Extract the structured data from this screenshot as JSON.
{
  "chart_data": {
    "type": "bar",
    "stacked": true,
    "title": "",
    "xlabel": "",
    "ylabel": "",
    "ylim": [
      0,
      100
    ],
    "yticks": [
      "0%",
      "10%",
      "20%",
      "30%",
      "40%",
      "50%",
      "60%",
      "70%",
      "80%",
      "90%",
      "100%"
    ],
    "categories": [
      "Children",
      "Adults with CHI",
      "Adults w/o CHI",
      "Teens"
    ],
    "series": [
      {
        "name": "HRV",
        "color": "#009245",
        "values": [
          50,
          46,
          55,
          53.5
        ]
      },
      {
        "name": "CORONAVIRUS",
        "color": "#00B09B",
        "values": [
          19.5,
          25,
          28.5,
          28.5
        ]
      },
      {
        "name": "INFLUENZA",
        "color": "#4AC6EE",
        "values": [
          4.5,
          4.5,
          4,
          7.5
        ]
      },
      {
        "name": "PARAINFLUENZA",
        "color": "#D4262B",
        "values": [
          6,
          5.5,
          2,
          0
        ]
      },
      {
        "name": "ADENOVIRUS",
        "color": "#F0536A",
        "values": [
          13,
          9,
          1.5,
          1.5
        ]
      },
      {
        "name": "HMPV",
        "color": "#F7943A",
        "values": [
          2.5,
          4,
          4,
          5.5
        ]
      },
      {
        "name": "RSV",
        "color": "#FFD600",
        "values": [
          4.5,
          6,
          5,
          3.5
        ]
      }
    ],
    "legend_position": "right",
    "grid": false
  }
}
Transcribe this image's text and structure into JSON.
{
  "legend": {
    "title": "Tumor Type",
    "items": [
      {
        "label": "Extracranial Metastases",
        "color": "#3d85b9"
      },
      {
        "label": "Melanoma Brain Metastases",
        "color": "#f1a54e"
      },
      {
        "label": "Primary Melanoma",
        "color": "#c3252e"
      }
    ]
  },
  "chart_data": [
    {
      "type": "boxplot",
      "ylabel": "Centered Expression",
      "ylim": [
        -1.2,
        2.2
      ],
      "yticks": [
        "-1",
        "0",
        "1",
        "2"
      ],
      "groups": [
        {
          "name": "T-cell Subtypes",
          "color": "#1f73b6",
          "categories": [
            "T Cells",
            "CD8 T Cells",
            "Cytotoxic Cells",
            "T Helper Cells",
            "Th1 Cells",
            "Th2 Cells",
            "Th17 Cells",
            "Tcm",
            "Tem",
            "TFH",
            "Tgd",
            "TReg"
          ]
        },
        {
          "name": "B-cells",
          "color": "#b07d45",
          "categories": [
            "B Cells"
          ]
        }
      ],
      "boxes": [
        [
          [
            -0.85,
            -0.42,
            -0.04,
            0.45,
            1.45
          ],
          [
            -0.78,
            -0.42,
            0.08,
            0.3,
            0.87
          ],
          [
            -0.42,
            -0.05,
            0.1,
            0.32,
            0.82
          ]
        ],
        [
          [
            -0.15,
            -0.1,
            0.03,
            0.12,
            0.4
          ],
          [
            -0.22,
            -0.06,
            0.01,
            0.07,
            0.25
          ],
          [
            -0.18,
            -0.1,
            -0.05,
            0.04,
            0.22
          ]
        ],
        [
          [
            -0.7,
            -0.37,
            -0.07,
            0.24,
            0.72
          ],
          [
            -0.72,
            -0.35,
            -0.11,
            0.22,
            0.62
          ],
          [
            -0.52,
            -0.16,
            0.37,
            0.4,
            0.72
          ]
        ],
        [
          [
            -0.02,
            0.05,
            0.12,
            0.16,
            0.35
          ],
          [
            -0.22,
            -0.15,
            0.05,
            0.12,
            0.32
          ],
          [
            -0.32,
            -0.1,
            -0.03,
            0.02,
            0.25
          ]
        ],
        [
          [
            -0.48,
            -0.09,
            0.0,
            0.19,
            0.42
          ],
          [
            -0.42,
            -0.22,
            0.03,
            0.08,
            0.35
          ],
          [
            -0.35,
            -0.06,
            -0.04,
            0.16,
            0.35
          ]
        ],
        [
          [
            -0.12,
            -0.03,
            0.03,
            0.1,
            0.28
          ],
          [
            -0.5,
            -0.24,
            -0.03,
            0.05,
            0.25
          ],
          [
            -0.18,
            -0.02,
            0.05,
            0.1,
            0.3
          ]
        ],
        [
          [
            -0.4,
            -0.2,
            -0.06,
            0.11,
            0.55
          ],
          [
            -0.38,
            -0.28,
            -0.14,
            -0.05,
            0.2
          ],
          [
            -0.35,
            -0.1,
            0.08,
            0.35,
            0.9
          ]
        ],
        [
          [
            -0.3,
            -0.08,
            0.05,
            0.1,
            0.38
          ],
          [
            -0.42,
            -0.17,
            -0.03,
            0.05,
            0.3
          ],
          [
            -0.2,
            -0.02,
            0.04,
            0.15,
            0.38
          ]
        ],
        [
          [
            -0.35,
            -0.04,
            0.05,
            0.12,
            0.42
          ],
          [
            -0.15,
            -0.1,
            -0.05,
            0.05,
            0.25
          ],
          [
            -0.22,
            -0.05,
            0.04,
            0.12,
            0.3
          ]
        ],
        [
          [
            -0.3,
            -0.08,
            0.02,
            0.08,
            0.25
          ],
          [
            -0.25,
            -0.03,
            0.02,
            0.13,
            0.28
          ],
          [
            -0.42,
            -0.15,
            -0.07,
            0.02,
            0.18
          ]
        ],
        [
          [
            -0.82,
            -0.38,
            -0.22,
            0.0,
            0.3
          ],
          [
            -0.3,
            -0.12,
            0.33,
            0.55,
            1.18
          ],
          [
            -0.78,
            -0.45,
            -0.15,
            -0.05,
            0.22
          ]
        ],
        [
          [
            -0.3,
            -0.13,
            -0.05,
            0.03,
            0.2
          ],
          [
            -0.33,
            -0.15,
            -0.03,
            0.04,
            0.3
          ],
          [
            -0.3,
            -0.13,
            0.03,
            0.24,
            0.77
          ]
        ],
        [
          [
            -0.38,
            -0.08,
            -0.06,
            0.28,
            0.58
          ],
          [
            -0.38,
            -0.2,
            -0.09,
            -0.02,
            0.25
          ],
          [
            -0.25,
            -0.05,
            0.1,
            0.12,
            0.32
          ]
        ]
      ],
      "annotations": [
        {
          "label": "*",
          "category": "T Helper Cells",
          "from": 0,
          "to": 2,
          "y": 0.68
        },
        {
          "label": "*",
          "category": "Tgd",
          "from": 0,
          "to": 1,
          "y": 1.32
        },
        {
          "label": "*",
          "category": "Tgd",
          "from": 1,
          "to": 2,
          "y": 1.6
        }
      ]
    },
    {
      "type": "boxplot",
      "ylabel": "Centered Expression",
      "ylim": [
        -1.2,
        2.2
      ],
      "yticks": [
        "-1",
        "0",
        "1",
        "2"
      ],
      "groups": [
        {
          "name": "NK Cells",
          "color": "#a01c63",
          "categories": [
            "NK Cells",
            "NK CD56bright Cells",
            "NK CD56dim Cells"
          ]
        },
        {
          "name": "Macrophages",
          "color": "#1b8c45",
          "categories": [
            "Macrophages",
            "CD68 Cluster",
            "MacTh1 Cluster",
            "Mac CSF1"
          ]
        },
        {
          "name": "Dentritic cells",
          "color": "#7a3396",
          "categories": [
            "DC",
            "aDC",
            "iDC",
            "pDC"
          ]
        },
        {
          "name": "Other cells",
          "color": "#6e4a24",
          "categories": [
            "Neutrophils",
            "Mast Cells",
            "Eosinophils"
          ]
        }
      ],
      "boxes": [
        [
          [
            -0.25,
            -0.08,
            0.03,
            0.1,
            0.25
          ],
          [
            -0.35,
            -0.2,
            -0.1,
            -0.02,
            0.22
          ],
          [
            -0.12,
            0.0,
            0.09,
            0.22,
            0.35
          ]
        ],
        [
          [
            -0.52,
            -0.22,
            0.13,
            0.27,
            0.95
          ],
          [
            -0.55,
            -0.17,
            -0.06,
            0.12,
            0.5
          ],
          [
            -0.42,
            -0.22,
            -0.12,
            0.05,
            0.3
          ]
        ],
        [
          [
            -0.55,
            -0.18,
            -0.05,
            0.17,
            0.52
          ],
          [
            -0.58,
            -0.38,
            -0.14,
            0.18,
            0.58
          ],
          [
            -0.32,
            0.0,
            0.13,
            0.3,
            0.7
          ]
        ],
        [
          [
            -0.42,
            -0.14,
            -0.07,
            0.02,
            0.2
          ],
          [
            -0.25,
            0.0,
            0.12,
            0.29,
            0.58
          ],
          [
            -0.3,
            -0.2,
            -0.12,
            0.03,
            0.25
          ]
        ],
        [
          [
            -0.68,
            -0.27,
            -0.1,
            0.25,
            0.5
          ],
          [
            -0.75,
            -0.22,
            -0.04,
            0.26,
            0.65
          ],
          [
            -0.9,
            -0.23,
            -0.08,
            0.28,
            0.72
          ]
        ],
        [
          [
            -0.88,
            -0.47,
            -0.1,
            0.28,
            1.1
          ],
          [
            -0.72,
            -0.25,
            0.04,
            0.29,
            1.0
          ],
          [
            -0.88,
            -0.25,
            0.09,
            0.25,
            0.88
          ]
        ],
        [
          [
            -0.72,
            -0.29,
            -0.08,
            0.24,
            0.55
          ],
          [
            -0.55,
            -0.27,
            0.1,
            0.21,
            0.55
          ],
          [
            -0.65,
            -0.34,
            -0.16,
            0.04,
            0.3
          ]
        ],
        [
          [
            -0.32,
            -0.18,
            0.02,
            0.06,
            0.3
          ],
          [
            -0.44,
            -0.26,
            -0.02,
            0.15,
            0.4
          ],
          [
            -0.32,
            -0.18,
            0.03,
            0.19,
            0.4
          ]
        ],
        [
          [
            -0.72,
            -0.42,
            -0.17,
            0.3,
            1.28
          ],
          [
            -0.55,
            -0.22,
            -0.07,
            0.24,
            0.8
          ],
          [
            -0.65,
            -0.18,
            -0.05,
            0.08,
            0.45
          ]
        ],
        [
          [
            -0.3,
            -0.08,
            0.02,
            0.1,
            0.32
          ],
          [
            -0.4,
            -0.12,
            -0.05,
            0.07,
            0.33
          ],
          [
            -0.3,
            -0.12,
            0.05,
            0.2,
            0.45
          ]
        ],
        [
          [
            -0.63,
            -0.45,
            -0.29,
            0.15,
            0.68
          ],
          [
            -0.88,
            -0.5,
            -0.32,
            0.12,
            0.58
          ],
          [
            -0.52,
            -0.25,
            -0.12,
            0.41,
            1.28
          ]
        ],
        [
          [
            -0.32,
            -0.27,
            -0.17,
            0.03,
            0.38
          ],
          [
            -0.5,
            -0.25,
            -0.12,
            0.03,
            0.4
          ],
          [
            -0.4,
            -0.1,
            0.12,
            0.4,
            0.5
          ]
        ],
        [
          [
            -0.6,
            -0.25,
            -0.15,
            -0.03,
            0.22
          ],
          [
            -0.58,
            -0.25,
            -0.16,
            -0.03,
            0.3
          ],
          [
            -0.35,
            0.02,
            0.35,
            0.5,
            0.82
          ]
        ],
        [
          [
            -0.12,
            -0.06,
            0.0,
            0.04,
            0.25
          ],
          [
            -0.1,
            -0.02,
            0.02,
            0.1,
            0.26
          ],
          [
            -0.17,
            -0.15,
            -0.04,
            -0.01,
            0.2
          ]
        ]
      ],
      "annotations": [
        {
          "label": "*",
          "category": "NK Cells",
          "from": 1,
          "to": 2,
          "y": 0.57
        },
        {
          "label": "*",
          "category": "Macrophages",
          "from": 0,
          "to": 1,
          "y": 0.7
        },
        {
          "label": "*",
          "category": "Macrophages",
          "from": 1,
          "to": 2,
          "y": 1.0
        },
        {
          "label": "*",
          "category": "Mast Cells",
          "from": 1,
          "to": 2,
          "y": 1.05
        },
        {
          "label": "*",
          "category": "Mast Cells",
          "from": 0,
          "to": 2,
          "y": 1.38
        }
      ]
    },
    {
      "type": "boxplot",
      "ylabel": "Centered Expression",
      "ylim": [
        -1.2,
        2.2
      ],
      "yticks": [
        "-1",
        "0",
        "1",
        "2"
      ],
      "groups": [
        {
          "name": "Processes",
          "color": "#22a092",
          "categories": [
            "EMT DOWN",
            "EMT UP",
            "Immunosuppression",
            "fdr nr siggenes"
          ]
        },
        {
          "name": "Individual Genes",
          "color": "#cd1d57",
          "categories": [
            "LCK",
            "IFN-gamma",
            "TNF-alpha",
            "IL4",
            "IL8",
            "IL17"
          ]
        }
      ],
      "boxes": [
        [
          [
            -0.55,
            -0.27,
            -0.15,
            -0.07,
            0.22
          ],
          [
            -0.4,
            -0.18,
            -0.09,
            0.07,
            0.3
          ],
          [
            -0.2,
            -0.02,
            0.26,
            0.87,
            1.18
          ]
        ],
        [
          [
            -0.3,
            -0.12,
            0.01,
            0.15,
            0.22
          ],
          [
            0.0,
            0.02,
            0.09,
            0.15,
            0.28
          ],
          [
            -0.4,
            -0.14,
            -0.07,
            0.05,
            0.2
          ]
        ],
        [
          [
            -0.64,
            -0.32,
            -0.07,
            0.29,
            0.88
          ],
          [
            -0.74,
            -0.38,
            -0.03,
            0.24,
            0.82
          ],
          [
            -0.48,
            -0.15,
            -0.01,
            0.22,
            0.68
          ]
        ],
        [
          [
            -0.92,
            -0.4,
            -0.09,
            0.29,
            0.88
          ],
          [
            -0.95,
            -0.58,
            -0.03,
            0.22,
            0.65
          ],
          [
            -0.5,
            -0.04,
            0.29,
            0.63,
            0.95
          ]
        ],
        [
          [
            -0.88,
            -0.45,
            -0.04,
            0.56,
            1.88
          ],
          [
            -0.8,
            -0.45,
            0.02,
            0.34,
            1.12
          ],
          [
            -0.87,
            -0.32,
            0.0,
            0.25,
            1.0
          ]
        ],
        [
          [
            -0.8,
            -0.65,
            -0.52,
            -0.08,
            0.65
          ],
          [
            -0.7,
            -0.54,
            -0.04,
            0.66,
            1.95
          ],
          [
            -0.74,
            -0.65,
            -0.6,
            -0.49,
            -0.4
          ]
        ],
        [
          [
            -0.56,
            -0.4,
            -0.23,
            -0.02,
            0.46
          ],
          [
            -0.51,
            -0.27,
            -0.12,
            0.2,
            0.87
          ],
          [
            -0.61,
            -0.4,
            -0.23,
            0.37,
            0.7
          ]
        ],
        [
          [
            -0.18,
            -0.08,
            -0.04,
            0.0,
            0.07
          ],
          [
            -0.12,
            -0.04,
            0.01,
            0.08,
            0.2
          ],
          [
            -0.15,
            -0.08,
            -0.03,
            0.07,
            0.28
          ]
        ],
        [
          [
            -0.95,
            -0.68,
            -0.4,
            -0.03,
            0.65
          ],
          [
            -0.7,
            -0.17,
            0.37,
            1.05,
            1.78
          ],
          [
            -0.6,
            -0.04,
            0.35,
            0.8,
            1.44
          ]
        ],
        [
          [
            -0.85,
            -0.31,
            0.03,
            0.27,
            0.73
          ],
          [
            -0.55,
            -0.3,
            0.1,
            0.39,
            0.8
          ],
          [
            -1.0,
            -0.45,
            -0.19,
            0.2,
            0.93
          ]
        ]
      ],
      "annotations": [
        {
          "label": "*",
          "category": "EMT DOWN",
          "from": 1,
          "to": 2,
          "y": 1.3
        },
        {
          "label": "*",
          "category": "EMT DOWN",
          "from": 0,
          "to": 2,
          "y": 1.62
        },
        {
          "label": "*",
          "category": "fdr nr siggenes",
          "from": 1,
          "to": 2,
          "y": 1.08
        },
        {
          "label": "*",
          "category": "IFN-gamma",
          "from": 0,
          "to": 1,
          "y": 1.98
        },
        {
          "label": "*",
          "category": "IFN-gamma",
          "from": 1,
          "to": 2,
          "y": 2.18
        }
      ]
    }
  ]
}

## Problem to work on
Within this material, how many lines include the word "Metastases"? State only the number.

## Solution for this task
2